DATA FOR THE TASK:

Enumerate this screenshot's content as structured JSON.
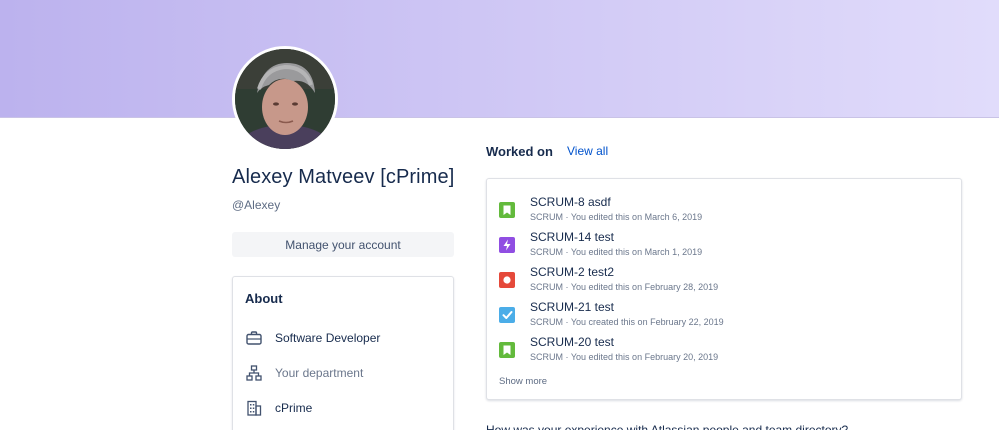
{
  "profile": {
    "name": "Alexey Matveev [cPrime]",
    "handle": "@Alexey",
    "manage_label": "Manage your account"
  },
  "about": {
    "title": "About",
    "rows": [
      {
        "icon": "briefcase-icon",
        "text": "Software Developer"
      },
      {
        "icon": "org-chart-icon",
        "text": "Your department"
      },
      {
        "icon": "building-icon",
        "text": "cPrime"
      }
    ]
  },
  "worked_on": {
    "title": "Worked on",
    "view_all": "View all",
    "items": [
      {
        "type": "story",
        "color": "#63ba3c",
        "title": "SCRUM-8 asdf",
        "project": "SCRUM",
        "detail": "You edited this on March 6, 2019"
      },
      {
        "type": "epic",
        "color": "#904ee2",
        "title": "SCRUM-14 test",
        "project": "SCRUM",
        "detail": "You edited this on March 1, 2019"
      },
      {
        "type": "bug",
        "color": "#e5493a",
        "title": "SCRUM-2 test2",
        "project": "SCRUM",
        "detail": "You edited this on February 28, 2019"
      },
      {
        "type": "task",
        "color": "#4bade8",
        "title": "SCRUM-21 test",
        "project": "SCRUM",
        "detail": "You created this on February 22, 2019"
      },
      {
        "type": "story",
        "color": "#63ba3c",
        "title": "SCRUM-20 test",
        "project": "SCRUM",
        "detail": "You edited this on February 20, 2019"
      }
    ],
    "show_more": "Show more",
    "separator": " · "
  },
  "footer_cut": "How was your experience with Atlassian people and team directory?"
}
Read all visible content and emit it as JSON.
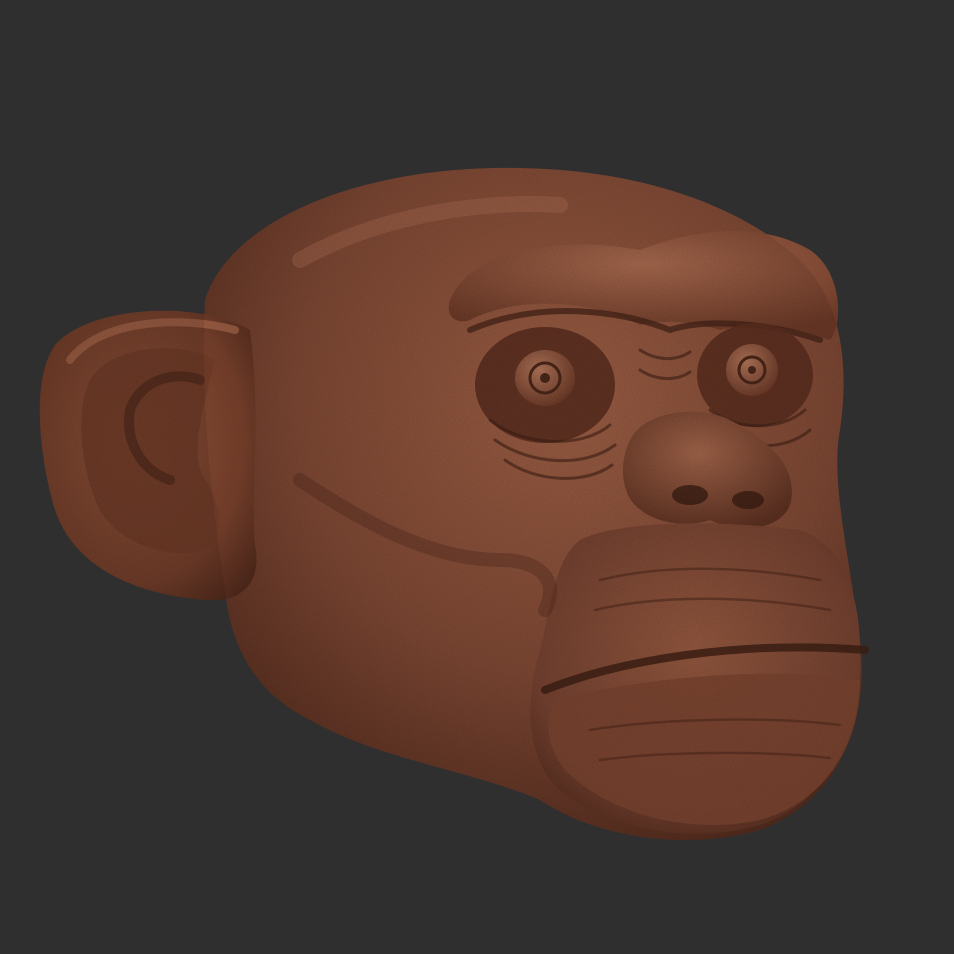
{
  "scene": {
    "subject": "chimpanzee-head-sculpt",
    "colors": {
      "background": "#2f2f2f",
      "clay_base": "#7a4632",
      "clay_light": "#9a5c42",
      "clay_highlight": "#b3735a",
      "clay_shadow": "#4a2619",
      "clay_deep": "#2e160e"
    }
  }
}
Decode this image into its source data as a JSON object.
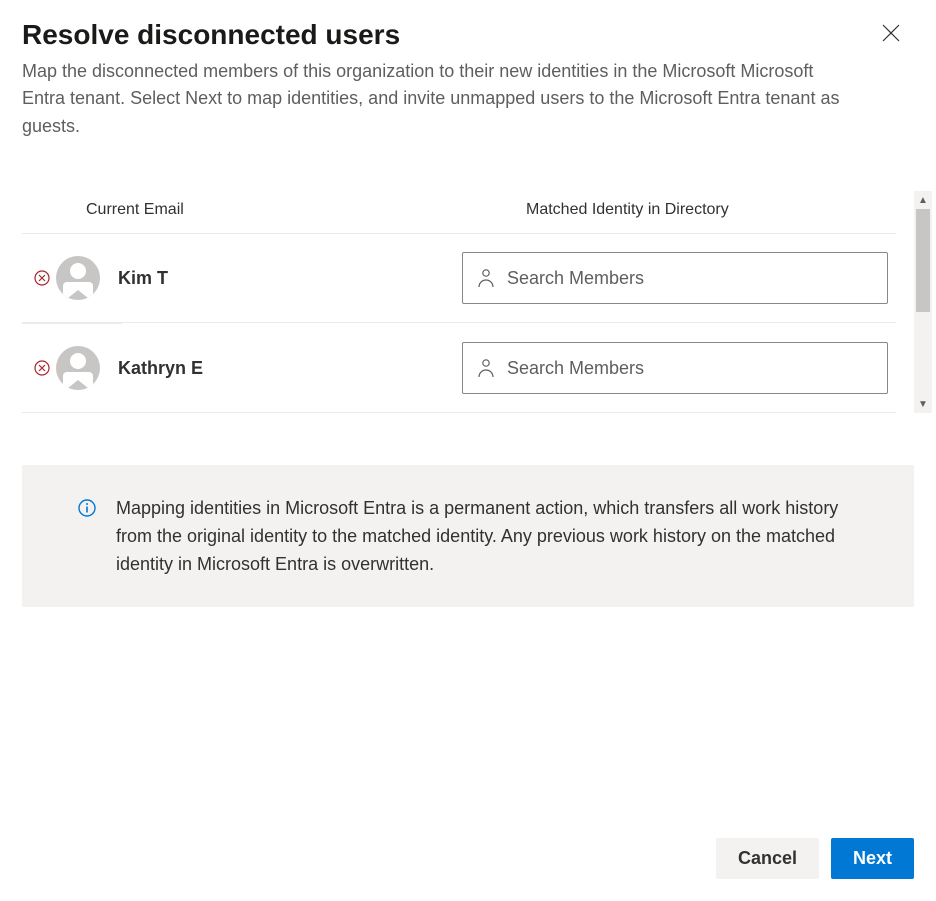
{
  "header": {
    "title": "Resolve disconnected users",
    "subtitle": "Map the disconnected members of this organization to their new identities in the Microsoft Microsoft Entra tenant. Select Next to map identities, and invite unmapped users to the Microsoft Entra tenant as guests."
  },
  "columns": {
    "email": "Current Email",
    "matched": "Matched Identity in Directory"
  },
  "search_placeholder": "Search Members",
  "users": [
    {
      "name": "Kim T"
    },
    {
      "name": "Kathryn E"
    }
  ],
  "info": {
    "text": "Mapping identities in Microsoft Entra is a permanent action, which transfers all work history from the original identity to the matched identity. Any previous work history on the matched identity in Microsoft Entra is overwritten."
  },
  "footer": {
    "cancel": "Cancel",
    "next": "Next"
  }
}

THE TASK: Determine how many lines contain the word "name" and reply with that number alone.

ANSWER TO THIS TASK: 3